Records for the task.
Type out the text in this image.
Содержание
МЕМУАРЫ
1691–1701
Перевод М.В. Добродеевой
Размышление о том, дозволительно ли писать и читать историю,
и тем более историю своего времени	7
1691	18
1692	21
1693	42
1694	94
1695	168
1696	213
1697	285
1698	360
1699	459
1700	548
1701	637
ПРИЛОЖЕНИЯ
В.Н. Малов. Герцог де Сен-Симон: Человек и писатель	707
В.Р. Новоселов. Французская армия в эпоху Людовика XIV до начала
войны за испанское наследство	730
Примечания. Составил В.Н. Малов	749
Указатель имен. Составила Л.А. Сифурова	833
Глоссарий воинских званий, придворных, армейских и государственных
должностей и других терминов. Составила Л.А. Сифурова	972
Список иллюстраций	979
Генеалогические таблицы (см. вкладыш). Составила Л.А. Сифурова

Instructions to follow. Extract all lines from the material above that include the word "историю".

Reply to the task.
Размышление о том, дозволительно ли писать и читать историю,
и тем более историю своего времени	7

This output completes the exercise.